◆ **やり方**: 抜粋の「私自身の身の上で起きたこと、」から「だけで逮捕されてしまいます。」までを、「農作業」を「畑仕事」に置き換えて書き直してください。

◆ **抜粋**:
......

アメリカ議会がチベット政治犯の問題を中国当局に繰り返し訴え続けた結果、今年になってンガワン・チョペルとタナク・ジグメ・サンポの2人が釈放されました。私は、ラサのダプチ刑務所の旧第3棟で私と一緒に、胡錦濤の権限に基づいて拘置されていた尼僧の名前をお伝えしたいと思います。そして、彼女たちの自由を確保するためにご尽力くださいますよう謹んでお願い申し上げます。
プンツォク・ニードォルとナムドル・ラモは健康をひどく害し、刑務所での殴打や拷問により精神的に大きな損害を受けています。テンジン・トゥプテン、リンジン・チュンニー、ンガワン・チョンゾム、ンガワン・チューキはみな病気で苦しんでいます。ジグメ・ヤンチェンは、突発性不安と恐慌発作にしばしば見舞われています。ンガワン・ツァムドルとンガワン・サンドルは、殴打され続けた結果、頭部に損傷を負っています。
ンガワン・サンドルは、私が所属していたガル尼僧院の出身で1992年に15歳で収監されましたが、彼女が刑期を終えるまで存命であったとしても、32年間を刑務所で過ごすことになるのです。
私自身の身の上で起きたこと、そして刑務所で経験したことは、彼女たちとほとんど同じです。私は14歳のとき、尼僧となる決心をいたしました。それまで、私は実家の農作業を手伝い、家畜の面倒を見ていました。尼僧院では、家屋の改築や修復、あるいは、現地の当局による政治教育の授業にほとんどの時間を費やしていました。このような授業では、チベットが中国によって「解放」されたこと、そして、かつて後進的で迷信に満ちた社会であったチベットを多くの点で改善したのは中国政府であることを教えられました。
こういった内容を聞かなければならないこと、そして彼らの主張を機械的に繰り返さなければならないことは非常な苦痛でした。私は心の中で、中国政府がチベット人をどのように操っているかを理解し始めました。チベットでは、僧、尼僧は特に迫害されますが、一般人も弾圧の対象となります。チベット人の人権、ダライ・ラマ法王猊下、あるいはチベットの独立に関して勇気を奮って発言したものは刑務所へと送られます。小冊子を配布したりポスターを印刷し貼ったりしようとする人間もいますが、このような行動に対する刑罰は厳重で、こういった政治活動を行った嫌疑がかけられただけで逮捕されてしまいます。
1994年3月25日、スローガンを訴え抗議活動を行うために、私はほかの4人の尼僧と共にラサへと赴きました。私たちは警察に直ちに捕らえられ、グツァ拘留センターへと連行されました。私は、チュンニーが説明したのと同様の扱いを受けました。また、釈放される前には血液の採取まで行われました。
1994年11月、「国家安全を脅かした」という理由で私は懲役5年間を言い渡され、13人の尼僧と共にダプチ刑務所へ連れていかれました。私は、女性政治犯用の「旧」第3棟に収監されました。この棟には、1989年以来拘置されている尼僧たちの姿がすでにありました。

......

◆ **データセットの一部**:
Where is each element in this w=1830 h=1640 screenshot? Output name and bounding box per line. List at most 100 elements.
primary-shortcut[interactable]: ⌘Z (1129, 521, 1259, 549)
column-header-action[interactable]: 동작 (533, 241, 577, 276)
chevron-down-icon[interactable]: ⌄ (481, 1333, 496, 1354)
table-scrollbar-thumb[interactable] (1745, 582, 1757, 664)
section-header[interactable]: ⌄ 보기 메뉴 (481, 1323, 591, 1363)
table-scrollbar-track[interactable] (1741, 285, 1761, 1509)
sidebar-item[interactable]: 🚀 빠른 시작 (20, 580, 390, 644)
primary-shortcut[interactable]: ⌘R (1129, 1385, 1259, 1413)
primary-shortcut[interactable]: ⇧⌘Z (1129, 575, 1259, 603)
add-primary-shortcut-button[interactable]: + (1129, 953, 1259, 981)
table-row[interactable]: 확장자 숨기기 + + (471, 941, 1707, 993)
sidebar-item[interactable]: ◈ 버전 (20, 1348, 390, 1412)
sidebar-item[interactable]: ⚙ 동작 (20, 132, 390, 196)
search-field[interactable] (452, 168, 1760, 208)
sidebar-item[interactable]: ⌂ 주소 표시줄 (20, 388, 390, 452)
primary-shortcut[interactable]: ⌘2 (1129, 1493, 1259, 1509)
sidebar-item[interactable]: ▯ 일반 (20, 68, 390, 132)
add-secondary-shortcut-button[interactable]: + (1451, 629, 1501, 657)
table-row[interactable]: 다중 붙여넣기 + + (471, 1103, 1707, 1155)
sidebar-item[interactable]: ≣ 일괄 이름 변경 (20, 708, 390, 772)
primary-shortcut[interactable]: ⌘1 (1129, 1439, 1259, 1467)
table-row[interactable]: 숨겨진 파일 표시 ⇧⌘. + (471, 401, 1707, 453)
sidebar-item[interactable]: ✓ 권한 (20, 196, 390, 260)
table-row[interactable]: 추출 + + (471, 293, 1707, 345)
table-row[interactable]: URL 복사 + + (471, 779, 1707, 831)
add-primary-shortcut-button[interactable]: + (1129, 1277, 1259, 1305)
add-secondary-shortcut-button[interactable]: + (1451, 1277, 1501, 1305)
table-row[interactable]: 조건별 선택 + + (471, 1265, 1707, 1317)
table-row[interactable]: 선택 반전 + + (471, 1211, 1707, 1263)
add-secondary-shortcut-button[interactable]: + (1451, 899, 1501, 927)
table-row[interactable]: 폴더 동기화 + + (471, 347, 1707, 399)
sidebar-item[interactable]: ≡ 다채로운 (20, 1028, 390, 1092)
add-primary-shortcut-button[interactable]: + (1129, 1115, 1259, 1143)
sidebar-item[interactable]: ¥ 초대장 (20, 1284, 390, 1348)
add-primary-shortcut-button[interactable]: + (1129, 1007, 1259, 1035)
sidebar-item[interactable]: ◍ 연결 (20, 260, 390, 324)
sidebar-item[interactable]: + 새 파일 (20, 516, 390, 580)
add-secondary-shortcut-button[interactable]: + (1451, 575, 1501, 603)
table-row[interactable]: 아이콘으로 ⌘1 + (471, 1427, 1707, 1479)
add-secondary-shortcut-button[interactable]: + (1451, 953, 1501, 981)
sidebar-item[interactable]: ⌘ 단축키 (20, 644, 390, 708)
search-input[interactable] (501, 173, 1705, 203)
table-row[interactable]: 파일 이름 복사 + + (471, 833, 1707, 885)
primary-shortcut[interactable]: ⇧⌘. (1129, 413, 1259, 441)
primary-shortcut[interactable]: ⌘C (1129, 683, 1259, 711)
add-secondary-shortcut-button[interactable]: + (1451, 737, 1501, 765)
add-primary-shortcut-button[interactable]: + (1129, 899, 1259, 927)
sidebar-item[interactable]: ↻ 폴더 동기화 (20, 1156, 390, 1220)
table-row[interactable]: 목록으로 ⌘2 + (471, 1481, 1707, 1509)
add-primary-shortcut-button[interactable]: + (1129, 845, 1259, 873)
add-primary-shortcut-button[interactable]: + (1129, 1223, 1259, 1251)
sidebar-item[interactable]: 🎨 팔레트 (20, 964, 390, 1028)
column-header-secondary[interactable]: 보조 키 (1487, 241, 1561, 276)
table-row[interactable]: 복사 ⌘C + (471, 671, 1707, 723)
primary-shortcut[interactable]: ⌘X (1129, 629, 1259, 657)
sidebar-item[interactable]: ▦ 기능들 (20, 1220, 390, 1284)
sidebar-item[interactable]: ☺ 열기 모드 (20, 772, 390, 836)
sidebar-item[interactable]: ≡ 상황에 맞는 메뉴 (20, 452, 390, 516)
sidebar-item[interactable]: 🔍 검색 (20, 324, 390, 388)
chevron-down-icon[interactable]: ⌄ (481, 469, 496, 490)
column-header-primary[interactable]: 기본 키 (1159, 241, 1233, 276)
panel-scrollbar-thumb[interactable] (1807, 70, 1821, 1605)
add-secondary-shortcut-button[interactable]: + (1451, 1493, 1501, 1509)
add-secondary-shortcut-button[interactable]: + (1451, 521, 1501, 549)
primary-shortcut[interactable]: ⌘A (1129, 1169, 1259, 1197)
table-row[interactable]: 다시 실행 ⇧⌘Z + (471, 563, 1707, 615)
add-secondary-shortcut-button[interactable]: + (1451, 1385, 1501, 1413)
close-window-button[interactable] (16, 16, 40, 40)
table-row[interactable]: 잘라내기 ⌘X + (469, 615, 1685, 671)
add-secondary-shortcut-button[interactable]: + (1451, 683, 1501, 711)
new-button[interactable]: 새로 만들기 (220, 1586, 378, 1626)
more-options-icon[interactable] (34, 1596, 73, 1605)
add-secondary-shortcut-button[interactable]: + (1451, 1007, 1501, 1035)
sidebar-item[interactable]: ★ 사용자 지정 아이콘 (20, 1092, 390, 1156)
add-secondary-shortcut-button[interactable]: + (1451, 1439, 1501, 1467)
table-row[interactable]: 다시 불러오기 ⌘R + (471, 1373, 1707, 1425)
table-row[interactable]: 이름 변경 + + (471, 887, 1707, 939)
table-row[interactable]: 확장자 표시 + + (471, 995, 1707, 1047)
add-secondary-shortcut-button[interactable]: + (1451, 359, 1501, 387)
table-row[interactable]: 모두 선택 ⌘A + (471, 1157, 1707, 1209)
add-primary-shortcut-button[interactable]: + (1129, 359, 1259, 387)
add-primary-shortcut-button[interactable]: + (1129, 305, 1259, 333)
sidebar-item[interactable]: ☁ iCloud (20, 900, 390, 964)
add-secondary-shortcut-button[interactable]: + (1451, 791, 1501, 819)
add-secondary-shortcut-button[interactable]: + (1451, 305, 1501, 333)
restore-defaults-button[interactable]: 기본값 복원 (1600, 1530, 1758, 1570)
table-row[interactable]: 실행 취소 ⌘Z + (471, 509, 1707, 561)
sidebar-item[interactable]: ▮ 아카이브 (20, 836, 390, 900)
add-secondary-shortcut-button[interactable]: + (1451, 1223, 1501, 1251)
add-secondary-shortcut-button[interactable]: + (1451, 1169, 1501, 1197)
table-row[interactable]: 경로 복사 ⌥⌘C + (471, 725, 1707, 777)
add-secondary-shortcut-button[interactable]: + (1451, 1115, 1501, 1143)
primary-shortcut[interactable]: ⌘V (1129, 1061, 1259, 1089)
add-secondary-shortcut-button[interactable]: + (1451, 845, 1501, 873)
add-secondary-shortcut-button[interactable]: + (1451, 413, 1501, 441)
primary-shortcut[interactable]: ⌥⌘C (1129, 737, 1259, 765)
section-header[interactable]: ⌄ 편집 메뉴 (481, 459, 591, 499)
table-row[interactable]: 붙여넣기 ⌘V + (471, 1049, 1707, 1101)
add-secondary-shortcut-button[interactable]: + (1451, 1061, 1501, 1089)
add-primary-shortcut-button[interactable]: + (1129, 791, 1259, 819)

......

◆ **答え**:
私自身の身の上で起きたこと、そして刑務所で経験したことは、彼女たちとほとんど同じです。私は14歳のとき、尼僧となる決心をいたしました。それまで、私は実家の畑仕事を手伝い、家畜の面倒を見ていました。尼僧院では、家屋の改築や修復、あるいは、現地の当局による政治教育の授業にほとんどの時間を費やしていました。このような授業では、チベットが中国によって「解放」されたこと、そして、かつて後進的で迷信に満ちた社会であったチベットを多くの点で改善したのは中国政府であることを教えられました。
こういった内容を聞かなければならないこと、そして彼らの主張を機械的に繰り返さなければならないことは非常な苦痛でした。私は心の中で、中国政府がチベット人をどのように操っているかを理解し始めました。チベットでは、僧、尼僧は特に迫害されますが、一般人も弾圧の対象となります。チベット人の人権、ダライ・ラマ法王猊下、あるいはチベットの独立に関して勇気を奮って発言したものは刑務所へと送られます。小冊子を配布したりポスターを印刷し貼ったりしようとする人間もいますが、このような行動に対する刑罰は厳重で、こういった政治活動を行った嫌疑がかけられただけで逮捕されてしまいます。